WHAT IS NEEDED
Count every line that holds the string "Sensor", and report the number alone.
## BEGIN
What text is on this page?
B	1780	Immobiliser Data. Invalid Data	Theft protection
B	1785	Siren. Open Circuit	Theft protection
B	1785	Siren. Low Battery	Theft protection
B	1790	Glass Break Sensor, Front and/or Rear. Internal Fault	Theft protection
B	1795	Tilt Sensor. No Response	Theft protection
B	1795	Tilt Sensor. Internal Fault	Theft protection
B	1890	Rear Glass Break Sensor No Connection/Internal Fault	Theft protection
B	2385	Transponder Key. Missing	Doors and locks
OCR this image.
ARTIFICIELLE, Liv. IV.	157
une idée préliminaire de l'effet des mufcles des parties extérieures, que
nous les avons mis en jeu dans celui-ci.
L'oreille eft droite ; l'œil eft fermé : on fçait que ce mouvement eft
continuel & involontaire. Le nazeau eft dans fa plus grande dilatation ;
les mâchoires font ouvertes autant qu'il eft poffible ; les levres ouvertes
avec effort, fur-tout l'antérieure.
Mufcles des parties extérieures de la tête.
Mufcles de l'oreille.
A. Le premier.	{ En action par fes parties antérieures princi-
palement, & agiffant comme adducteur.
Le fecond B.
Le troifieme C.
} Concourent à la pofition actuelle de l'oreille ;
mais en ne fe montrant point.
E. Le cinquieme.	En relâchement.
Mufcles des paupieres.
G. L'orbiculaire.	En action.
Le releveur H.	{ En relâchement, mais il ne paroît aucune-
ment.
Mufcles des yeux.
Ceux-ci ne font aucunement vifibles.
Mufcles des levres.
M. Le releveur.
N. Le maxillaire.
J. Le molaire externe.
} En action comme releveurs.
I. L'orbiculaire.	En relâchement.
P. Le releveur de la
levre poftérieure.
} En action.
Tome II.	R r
## END
EXERCISE RESULT
4